Exercise directions » Leave out the pictures and copy the remaining records exactly.
****
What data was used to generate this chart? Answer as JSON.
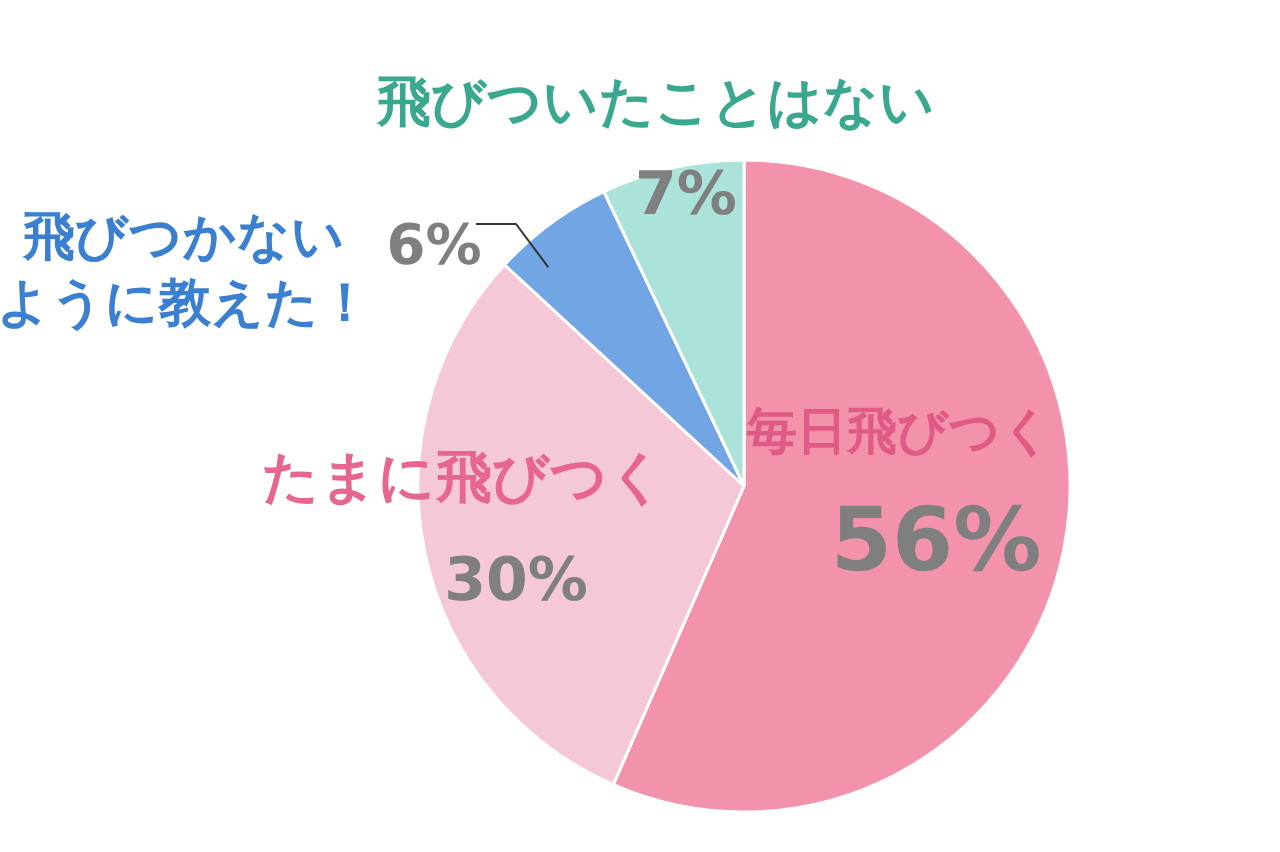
{
  "chart_data": {
    "type": "pie",
    "categories": [
      "毎日飛びつく",
      "たまに飛びつく",
      "飛びつかないように教えた！",
      "飛びついたことはない"
    ],
    "values": [
      56,
      30,
      6,
      7
    ],
    "colors": [
      "#f292ab",
      "#f5c8d8",
      "#72a5e4",
      "#abe3da"
    ],
    "value_labels": [
      "56%",
      "30%",
      "6%",
      "7%"
    ]
  }
}
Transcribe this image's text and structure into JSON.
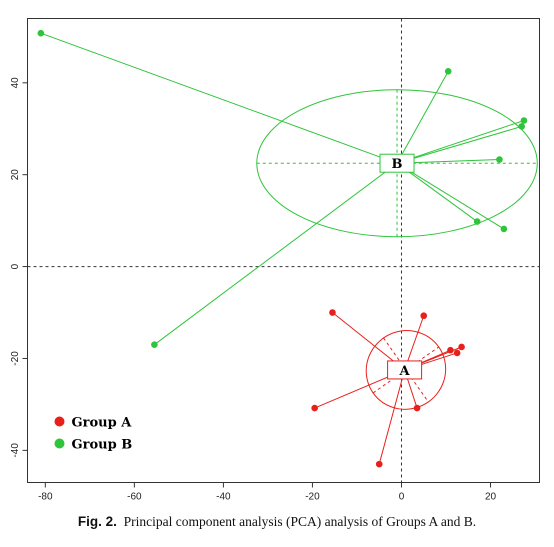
{
  "caption": {
    "label": "Fig. 2.",
    "text": "Principal component analysis (PCA) analysis of Groups A and B."
  },
  "chart_data": {
    "type": "scatter",
    "title": "",
    "xlabel": "",
    "ylabel": "",
    "xlim": [
      -84,
      31
    ],
    "ylim": [
      -47,
      54
    ],
    "xticks": [
      -80,
      -60,
      -40,
      -20,
      0,
      20
    ],
    "yticks": [
      -40,
      -20,
      0,
      20,
      40
    ],
    "reference_lines": {
      "x": 0,
      "y": 0,
      "style": "dashed"
    },
    "legend": {
      "position": "bottom-left",
      "entries": [
        "Group A",
        "Group B"
      ]
    },
    "series": [
      {
        "name": "Group A",
        "color": "#e8201c",
        "centroid_label": "A",
        "centroid": [
          0.7,
          -22.5
        ],
        "ellipse": {
          "center": [
            1,
            -22.5
          ],
          "rx": 9,
          "ry": 8.5,
          "angle_deg": -35
        },
        "points": [
          [
            -15.5,
            -10
          ],
          [
            5,
            -10.7
          ],
          [
            11,
            -18.2
          ],
          [
            12.5,
            -18.8
          ],
          [
            13.5,
            -17.5
          ],
          [
            -19.5,
            -30.8
          ],
          [
            3.5,
            -30.8
          ],
          [
            -5,
            -43
          ]
        ]
      },
      {
        "name": "Group B",
        "color": "#2fc43b",
        "centroid_label": "B",
        "centroid": [
          -1,
          22.5
        ],
        "ellipse": {
          "center": [
            -1,
            22.5
          ],
          "rx": 31.5,
          "ry": 16,
          "angle_deg": 0
        },
        "points": [
          [
            -81,
            50.8
          ],
          [
            10.5,
            42.5
          ],
          [
            27.5,
            31.8
          ],
          [
            27,
            30.5
          ],
          [
            22,
            23.3
          ],
          [
            17,
            9.8
          ],
          [
            23,
            8.2
          ],
          [
            -55.5,
            -17
          ]
        ]
      }
    ]
  }
}
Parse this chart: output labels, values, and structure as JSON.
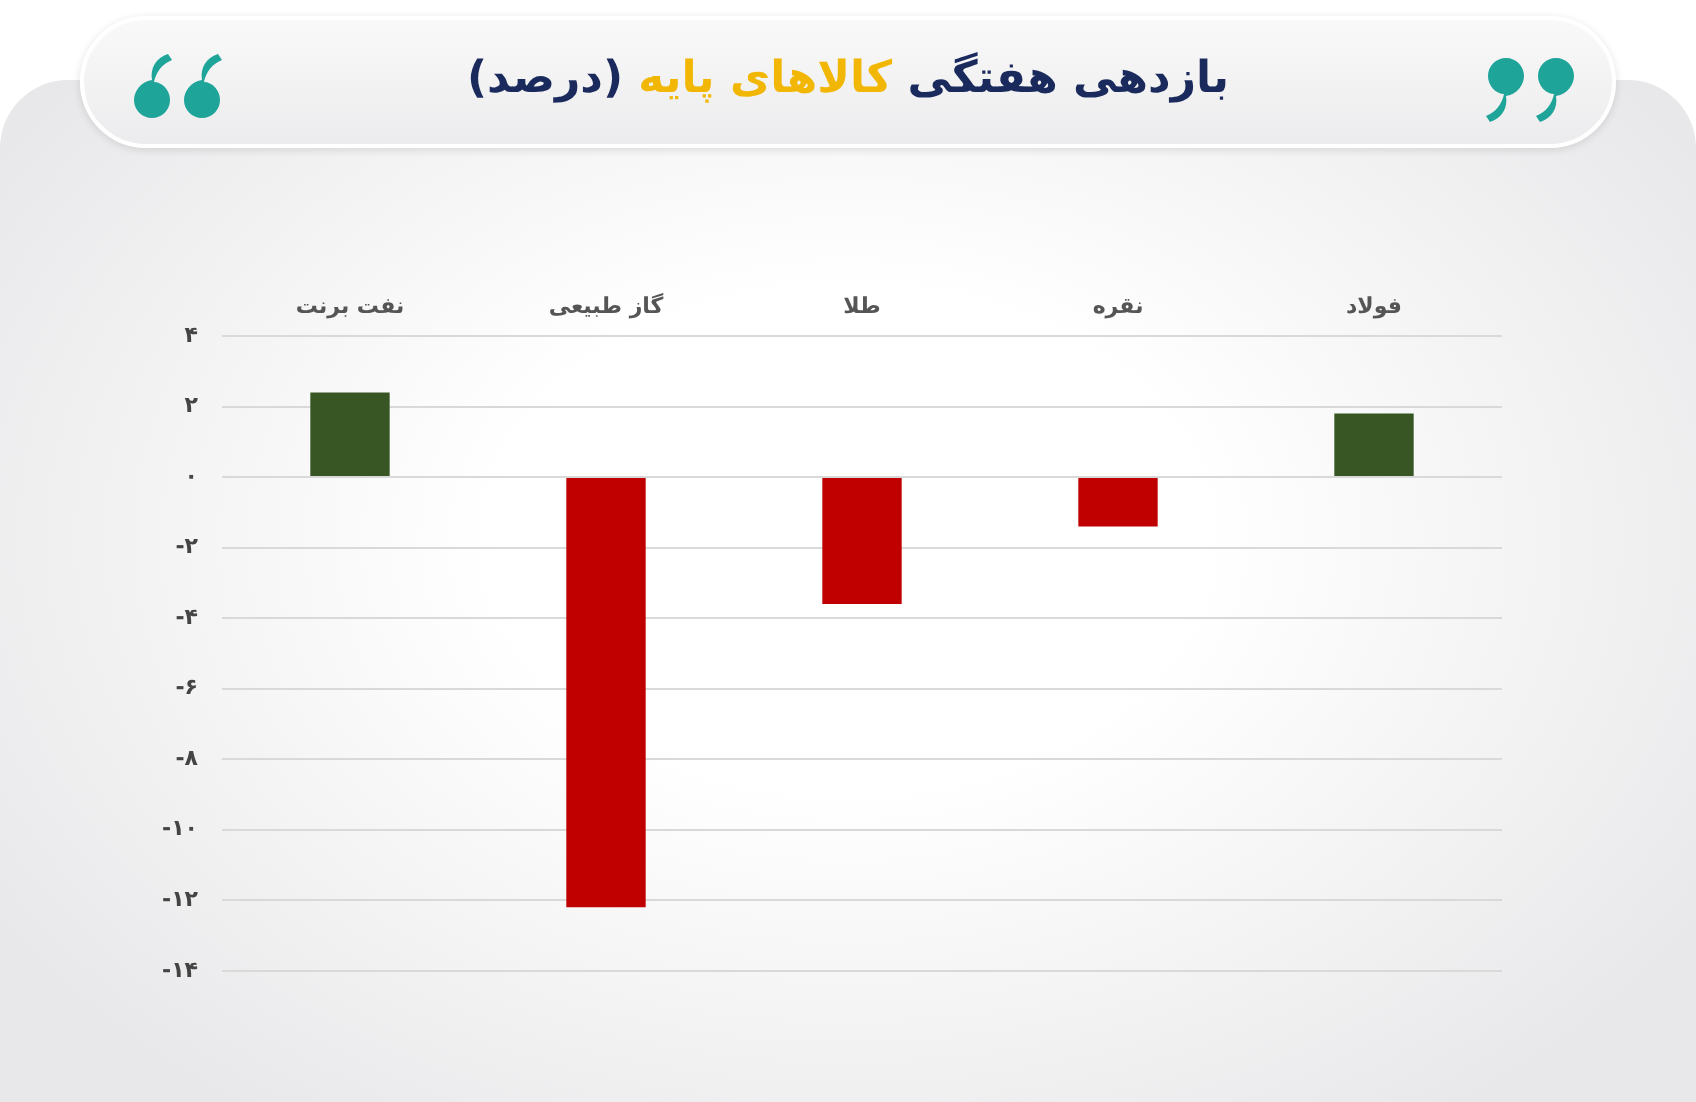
****
Answer to this problem »
What data was used to generate this chart? Answer as JSON.
{
  "chart_data": {
    "type": "pie",
    "categories": [
      "毎日飛びつく",
      "たまに飛びつく",
      "飛びつかないように教えた！",
      "飛びついたことはない"
    ],
    "values": [
      56,
      30,
      6,
      7
    ],
    "colors": [
      "#f292ab",
      "#f5c8d8",
      "#72a5e4",
      "#abe3da"
    ],
    "value_labels": [
      "56%",
      "30%",
      "6%",
      "7%"
    ]
  }
}
Transcribe this image's text and structure into JSON.
{
  "caption": {
    "label": "Fig. 2.",
    "text": "Principal component analysis (PCA) analysis of Groups A and B."
  },
  "chart_data": {
    "type": "scatter",
    "title": "",
    "xlabel": "",
    "ylabel": "",
    "xlim": [
      -84,
      31
    ],
    "ylim": [
      -47,
      54
    ],
    "xticks": [
      -80,
      -60,
      -40,
      -20,
      0,
      20
    ],
    "yticks": [
      -40,
      -20,
      0,
      20,
      40
    ],
    "reference_lines": {
      "x": 0,
      "y": 0,
      "style": "dashed"
    },
    "legend": {
      "position": "bottom-left",
      "entries": [
        "Group A",
        "Group B"
      ]
    },
    "series": [
      {
        "name": "Group A",
        "color": "#e8201c",
        "centroid_label": "A",
        "centroid": [
          0.7,
          -22.5
        ],
        "ellipse": {
          "center": [
            1,
            -22.5
          ],
          "rx": 9,
          "ry": 8.5,
          "angle_deg": -35
        },
        "points": [
          [
            -15.5,
            -10
          ],
          [
            5,
            -10.7
          ],
          [
            11,
            -18.2
          ],
          [
            12.5,
            -18.8
          ],
          [
            13.5,
            -17.5
          ],
          [
            -19.5,
            -30.8
          ],
          [
            3.5,
            -30.8
          ],
          [
            -5,
            -43
          ]
        ]
      },
      {
        "name": "Group B",
        "color": "#2fc43b",
        "centroid_label": "B",
        "centroid": [
          -1,
          22.5
        ],
        "ellipse": {
          "center": [
            -1,
            22.5
          ],
          "rx": 31.5,
          "ry": 16,
          "angle_deg": 0
        },
        "points": [
          [
            -81,
            50.8
          ],
          [
            10.5,
            42.5
          ],
          [
            27.5,
            31.8
          ],
          [
            27,
            30.5
          ],
          [
            22,
            23.3
          ],
          [
            17,
            9.8
          ],
          [
            23,
            8.2
          ],
          [
            -55.5,
            -17
          ]
        ]
      }
    ]
  }
}
Parse this chart: output labels, values, and structure as JSON.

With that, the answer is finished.